# [What is needed]
Count how many lines in this material contain "Langur". The answer is that number alone.
═══ Exercise materials ═══
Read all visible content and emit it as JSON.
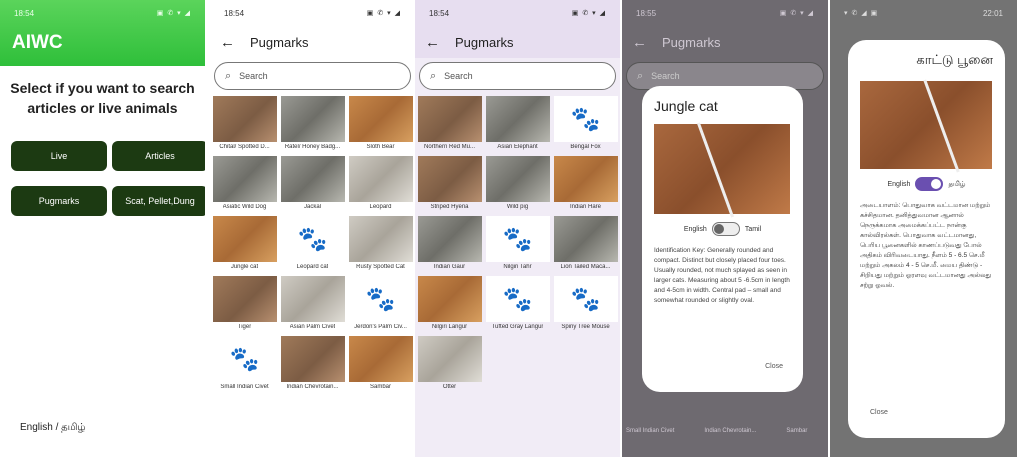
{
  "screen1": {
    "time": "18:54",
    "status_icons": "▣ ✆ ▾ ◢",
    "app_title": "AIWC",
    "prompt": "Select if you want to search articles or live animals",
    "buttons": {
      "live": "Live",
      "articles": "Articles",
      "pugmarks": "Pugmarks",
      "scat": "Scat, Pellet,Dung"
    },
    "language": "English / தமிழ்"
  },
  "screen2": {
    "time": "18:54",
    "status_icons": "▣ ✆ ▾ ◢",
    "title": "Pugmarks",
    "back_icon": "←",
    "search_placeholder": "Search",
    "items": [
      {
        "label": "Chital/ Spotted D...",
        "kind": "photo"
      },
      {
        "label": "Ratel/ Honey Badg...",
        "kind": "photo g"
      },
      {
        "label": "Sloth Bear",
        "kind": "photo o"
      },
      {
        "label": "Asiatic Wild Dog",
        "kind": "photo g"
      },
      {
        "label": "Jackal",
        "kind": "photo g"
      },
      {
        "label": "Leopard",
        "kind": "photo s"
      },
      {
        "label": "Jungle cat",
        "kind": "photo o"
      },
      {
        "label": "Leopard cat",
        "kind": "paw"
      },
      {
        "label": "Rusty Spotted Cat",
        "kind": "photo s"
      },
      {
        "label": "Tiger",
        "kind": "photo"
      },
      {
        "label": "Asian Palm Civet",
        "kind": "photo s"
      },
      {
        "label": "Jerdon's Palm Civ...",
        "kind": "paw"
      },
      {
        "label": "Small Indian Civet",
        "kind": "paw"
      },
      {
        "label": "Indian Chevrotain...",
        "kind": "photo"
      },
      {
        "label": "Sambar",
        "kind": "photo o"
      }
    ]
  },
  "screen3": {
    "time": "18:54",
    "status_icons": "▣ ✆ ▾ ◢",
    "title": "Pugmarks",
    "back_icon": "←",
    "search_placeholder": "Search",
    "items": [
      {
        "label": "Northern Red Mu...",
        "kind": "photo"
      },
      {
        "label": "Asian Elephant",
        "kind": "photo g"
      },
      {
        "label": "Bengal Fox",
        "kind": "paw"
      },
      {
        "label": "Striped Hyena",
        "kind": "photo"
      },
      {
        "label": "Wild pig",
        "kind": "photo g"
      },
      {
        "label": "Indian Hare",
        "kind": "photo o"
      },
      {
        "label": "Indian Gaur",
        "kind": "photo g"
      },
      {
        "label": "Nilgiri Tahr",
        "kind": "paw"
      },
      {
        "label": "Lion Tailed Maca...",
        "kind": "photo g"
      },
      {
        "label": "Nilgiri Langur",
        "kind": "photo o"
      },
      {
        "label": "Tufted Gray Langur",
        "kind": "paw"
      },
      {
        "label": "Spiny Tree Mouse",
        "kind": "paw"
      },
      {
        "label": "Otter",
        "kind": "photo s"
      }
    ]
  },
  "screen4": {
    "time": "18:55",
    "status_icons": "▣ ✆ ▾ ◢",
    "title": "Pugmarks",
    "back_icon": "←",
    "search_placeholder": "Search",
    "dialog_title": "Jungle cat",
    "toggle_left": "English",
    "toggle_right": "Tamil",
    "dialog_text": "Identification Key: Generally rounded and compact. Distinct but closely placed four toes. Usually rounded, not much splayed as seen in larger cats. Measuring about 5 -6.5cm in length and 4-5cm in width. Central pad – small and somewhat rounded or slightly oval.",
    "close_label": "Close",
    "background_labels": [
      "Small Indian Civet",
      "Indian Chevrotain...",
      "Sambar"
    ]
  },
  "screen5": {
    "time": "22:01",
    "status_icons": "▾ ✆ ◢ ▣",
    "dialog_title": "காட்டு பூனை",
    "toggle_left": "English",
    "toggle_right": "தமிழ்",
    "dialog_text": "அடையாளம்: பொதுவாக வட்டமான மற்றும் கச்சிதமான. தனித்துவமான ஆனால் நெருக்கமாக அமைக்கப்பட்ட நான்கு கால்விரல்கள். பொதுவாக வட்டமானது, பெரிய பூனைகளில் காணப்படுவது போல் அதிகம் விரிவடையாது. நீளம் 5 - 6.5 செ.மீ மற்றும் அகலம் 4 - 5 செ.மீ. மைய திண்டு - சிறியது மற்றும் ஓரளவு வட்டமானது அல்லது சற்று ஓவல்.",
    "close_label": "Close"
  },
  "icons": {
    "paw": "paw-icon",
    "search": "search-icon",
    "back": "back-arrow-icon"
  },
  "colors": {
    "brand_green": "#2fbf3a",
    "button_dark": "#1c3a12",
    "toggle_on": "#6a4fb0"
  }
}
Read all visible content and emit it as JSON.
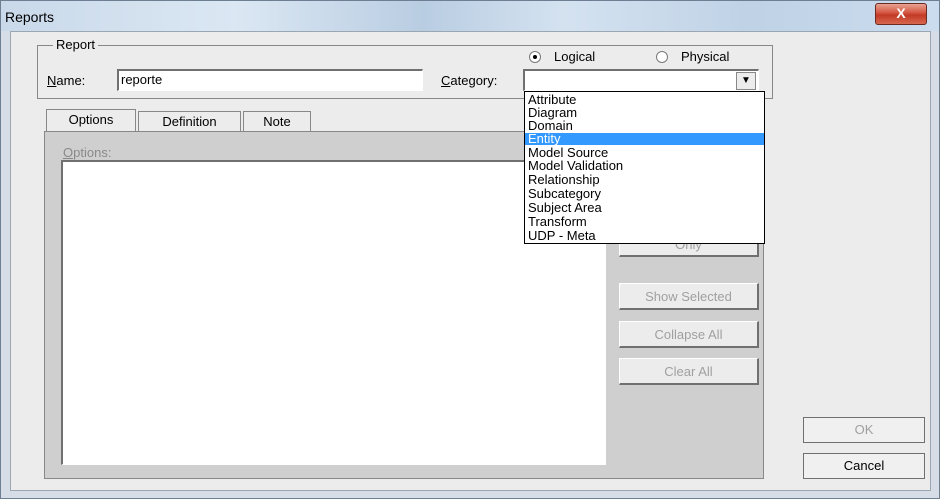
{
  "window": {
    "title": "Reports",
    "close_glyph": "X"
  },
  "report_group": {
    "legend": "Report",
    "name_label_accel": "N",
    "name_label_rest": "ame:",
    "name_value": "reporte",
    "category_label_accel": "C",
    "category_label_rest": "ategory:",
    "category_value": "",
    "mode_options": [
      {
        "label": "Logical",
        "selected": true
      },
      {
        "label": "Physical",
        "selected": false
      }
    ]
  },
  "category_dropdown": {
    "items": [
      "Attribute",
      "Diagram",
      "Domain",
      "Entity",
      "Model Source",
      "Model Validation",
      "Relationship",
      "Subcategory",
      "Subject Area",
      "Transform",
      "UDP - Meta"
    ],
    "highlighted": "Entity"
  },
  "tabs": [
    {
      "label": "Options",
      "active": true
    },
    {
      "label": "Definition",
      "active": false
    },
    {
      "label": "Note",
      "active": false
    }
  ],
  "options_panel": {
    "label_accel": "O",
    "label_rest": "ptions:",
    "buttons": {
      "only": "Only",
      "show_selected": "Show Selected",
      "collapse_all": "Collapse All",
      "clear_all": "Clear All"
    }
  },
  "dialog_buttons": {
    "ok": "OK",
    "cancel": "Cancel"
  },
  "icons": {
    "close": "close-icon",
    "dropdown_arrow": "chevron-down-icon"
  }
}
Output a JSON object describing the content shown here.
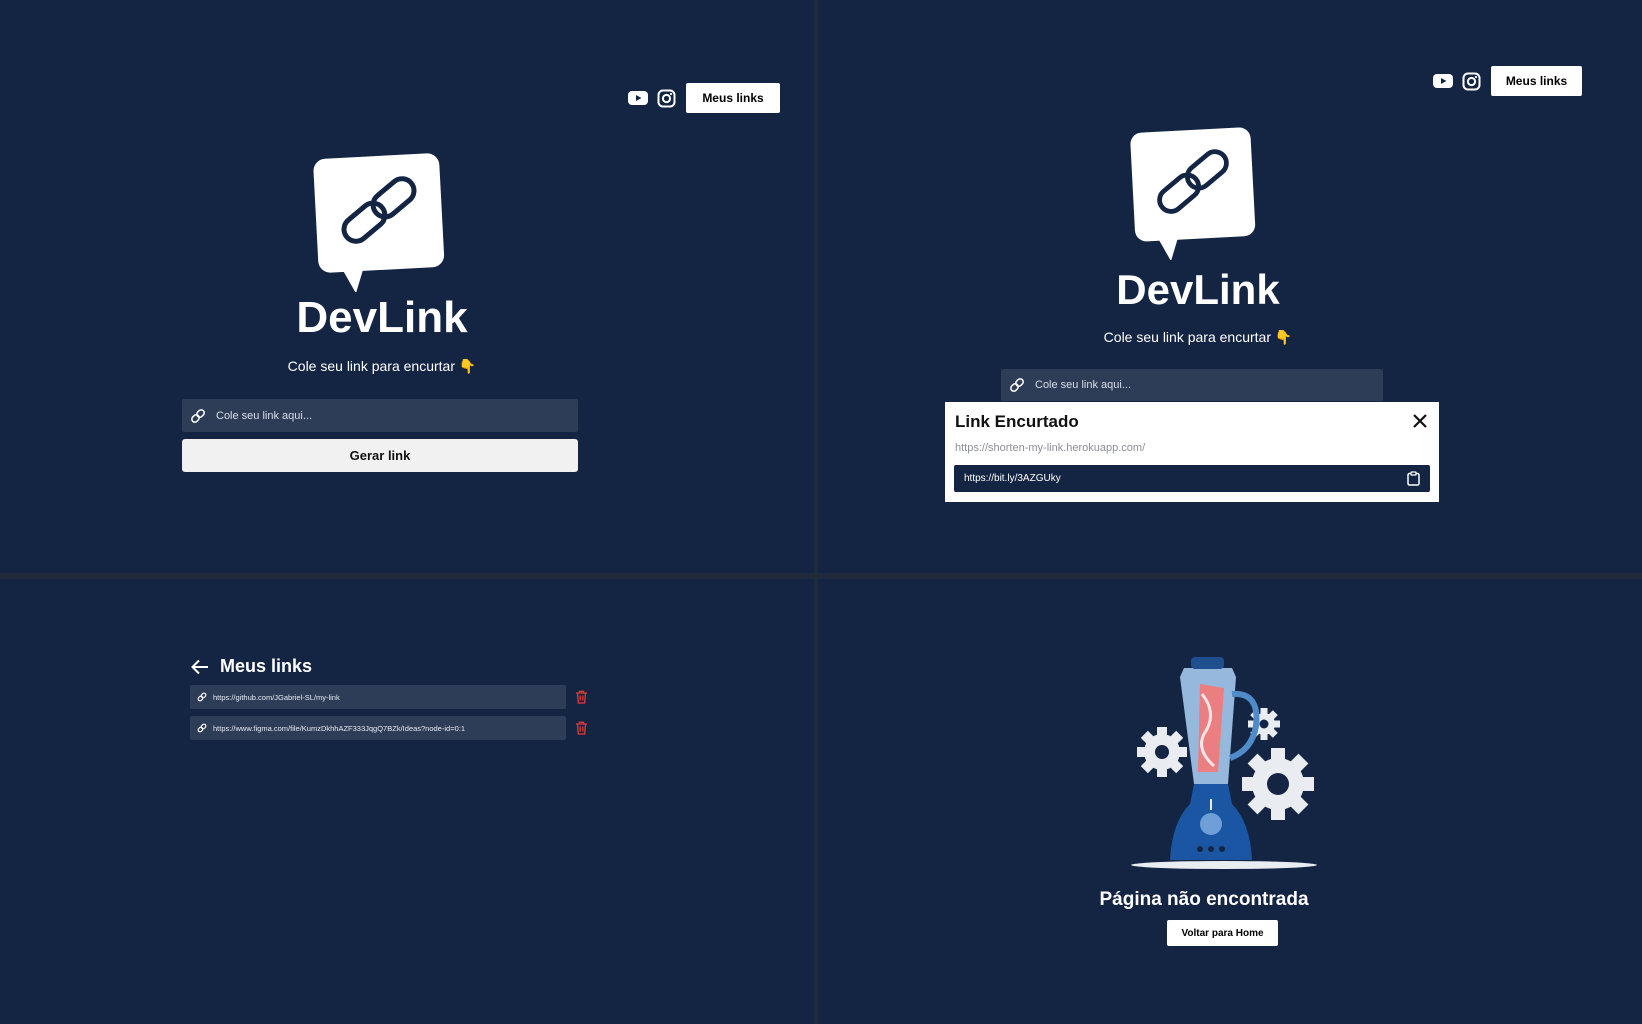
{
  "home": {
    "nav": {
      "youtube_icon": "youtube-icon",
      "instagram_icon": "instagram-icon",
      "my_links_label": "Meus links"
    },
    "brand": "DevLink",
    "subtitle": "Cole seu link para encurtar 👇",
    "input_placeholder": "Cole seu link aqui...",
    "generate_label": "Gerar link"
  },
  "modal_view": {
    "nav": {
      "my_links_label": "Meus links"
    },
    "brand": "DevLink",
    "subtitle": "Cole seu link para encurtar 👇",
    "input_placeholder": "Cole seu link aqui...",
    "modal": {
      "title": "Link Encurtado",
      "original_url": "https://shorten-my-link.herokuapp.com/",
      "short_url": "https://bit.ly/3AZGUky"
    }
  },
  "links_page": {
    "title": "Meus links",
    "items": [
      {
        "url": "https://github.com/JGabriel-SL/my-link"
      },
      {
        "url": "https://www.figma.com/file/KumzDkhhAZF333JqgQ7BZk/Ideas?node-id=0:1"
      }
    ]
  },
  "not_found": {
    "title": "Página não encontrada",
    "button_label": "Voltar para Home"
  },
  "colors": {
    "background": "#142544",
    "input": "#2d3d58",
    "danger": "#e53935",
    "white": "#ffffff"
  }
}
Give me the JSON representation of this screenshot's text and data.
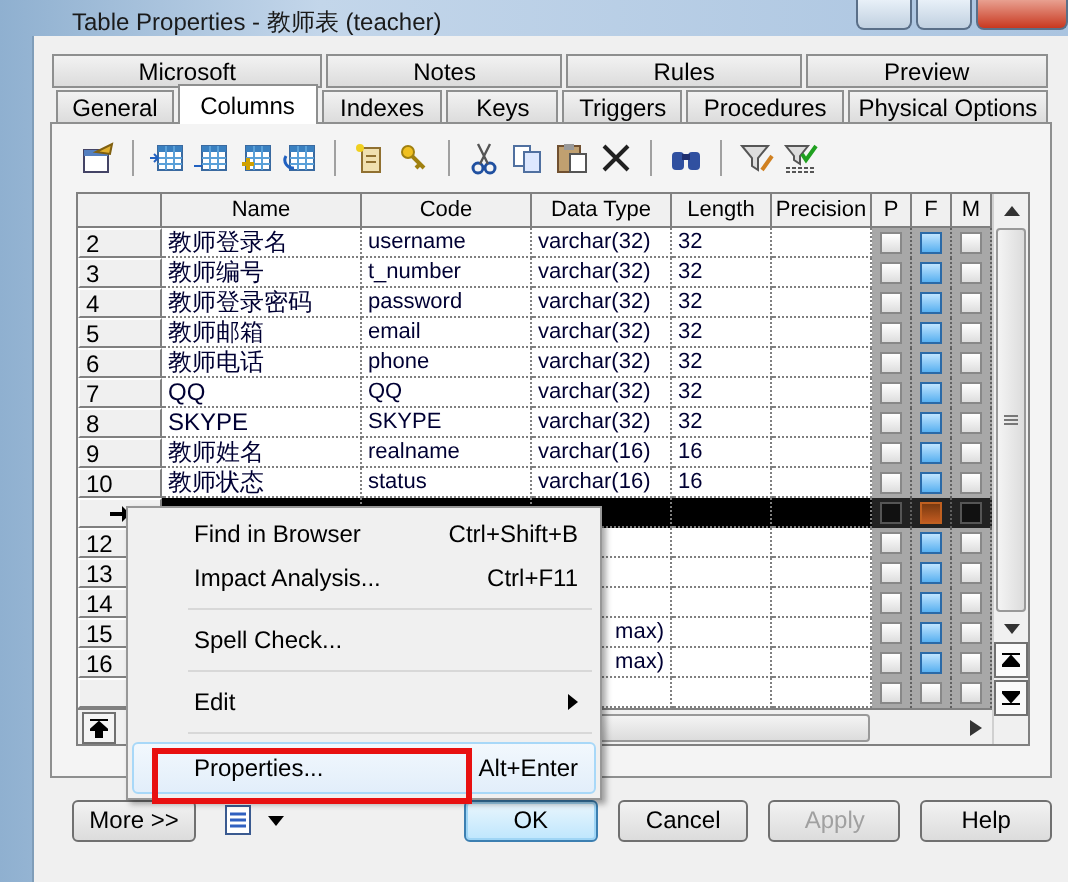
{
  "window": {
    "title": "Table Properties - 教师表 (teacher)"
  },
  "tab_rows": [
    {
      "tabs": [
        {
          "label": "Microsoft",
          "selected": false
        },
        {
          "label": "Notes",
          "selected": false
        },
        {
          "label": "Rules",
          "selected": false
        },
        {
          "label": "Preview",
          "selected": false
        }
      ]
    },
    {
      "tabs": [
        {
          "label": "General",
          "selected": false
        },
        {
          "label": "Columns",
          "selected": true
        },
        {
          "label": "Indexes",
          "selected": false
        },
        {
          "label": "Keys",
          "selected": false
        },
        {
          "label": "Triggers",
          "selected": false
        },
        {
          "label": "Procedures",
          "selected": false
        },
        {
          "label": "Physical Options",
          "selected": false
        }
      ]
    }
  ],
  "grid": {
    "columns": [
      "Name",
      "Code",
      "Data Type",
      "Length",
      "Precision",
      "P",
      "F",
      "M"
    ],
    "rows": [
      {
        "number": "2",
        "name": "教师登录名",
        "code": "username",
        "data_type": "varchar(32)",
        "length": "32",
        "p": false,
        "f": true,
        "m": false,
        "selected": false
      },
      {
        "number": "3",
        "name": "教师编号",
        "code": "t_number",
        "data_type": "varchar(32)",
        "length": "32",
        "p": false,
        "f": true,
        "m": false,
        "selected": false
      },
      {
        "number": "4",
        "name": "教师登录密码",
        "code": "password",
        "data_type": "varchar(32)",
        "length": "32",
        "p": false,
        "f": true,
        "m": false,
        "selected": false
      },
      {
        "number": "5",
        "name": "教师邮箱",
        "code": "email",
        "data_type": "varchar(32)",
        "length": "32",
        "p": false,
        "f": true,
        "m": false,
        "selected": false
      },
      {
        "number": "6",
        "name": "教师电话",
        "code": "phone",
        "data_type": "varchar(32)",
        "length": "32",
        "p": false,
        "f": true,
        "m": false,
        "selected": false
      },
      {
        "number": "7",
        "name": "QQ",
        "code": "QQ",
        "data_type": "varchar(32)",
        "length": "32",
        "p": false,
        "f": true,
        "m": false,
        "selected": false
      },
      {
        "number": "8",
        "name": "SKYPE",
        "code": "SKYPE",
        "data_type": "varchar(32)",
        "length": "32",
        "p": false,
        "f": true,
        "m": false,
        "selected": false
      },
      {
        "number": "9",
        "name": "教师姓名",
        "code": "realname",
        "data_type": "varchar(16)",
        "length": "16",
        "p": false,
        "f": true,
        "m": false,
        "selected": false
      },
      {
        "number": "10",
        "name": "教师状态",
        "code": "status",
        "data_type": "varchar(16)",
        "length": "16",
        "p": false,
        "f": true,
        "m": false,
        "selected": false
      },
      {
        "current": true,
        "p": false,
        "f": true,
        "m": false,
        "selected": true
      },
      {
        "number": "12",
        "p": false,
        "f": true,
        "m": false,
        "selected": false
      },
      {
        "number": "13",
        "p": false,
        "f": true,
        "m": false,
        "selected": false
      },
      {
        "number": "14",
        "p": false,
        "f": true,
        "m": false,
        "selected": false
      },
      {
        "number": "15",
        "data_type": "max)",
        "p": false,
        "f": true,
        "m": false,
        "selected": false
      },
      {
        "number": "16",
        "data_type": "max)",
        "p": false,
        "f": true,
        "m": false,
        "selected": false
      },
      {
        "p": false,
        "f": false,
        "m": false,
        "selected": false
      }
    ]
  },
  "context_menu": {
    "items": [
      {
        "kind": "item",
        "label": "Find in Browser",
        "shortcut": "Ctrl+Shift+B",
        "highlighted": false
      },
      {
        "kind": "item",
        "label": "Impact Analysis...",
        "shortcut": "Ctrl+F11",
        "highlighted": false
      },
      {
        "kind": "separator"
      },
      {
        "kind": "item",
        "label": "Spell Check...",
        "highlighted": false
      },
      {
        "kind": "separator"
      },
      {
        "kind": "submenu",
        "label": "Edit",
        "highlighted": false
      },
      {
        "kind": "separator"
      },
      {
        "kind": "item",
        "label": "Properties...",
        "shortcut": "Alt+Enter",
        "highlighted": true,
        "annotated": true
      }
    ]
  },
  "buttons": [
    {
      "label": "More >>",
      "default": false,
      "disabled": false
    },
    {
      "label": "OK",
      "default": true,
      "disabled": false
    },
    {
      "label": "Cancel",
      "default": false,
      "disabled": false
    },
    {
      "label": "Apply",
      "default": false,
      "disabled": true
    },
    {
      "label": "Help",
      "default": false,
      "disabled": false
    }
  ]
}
═══
# [Finished answer]
2